◆ **Input data**
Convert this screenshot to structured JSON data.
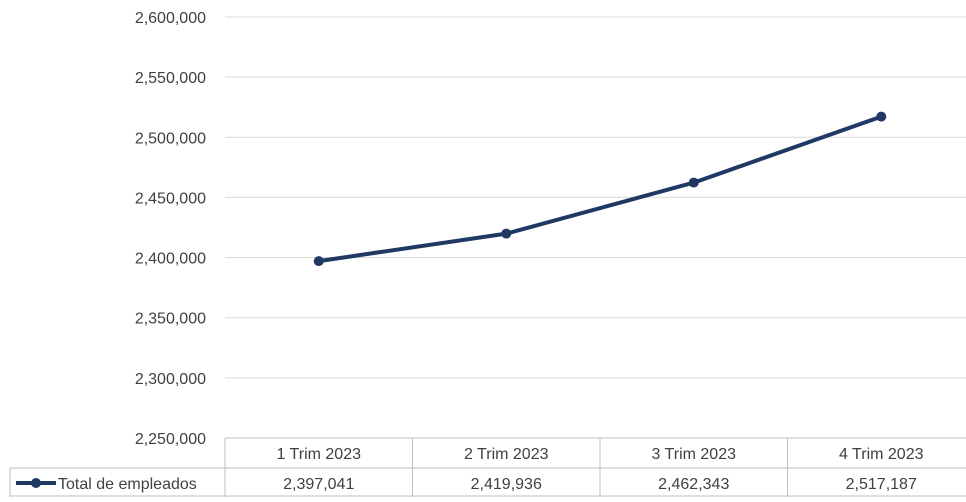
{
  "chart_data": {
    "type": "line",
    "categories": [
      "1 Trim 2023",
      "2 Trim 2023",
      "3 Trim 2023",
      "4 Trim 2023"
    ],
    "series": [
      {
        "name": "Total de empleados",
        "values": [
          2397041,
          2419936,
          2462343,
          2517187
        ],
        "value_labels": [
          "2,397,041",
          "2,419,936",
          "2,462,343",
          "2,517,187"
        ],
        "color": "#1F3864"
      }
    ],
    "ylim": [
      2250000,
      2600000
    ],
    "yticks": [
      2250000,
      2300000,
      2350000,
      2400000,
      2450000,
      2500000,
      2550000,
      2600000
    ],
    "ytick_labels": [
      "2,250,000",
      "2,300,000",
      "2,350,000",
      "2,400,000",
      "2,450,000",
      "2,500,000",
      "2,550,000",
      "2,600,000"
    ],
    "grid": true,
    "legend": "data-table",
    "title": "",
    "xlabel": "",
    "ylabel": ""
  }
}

* * *

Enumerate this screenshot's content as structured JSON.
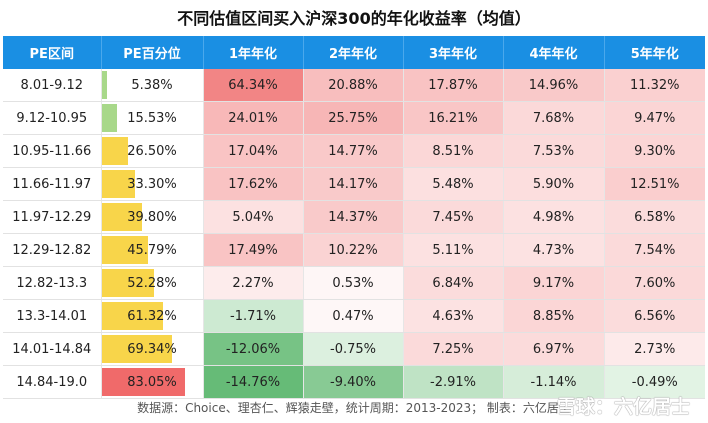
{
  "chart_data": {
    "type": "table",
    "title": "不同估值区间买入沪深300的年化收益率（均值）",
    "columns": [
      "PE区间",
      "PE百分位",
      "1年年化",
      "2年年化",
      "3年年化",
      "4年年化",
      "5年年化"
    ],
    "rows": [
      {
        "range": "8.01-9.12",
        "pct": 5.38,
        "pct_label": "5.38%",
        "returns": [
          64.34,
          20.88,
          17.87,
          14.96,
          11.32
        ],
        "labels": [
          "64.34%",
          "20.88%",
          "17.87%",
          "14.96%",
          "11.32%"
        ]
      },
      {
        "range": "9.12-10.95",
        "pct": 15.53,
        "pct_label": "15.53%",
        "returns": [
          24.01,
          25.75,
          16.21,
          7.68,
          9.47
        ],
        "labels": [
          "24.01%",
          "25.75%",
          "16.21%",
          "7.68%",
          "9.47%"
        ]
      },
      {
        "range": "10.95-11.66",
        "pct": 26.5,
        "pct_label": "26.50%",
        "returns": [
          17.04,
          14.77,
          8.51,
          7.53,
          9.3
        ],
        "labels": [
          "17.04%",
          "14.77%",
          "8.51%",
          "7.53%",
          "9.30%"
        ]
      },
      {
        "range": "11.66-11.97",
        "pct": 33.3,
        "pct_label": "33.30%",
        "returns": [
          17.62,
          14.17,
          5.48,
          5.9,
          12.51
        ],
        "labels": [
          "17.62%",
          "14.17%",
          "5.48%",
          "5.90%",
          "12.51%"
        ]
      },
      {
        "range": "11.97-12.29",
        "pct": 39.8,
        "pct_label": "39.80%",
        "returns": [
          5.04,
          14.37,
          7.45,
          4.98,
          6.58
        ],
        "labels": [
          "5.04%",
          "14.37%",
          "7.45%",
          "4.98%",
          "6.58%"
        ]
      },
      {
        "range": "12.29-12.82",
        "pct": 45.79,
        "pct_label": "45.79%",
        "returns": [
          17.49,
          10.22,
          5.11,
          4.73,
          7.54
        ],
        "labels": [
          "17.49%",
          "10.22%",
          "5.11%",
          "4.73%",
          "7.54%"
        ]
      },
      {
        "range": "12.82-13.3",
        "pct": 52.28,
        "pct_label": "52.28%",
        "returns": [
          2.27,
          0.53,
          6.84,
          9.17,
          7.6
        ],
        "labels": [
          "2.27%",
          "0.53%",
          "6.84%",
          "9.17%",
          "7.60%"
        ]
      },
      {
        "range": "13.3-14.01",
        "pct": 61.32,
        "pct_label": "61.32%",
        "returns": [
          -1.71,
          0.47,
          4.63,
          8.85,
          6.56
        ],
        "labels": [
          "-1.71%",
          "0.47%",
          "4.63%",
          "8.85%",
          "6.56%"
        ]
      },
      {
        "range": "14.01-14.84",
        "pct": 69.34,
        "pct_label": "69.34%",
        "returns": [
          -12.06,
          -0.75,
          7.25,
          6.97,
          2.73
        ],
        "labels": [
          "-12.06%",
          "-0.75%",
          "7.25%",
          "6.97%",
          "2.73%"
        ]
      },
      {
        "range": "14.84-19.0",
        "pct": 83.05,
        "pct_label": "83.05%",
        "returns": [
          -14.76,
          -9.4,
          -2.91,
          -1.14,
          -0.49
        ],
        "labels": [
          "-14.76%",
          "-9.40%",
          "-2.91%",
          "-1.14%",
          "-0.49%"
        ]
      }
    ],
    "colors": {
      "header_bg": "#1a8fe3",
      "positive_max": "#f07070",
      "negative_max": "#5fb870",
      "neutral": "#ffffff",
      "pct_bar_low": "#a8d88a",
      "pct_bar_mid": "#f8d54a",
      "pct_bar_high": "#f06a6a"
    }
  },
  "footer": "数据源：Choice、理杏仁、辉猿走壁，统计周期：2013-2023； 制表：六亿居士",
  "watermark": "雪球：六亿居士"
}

◆ **Prompt**
Pull every line containing "structured" out of the data above.

◆ **Exercise answer**
Convert this screenshot to structured JSON data.
Enumerate this screenshot's content as structured JSON.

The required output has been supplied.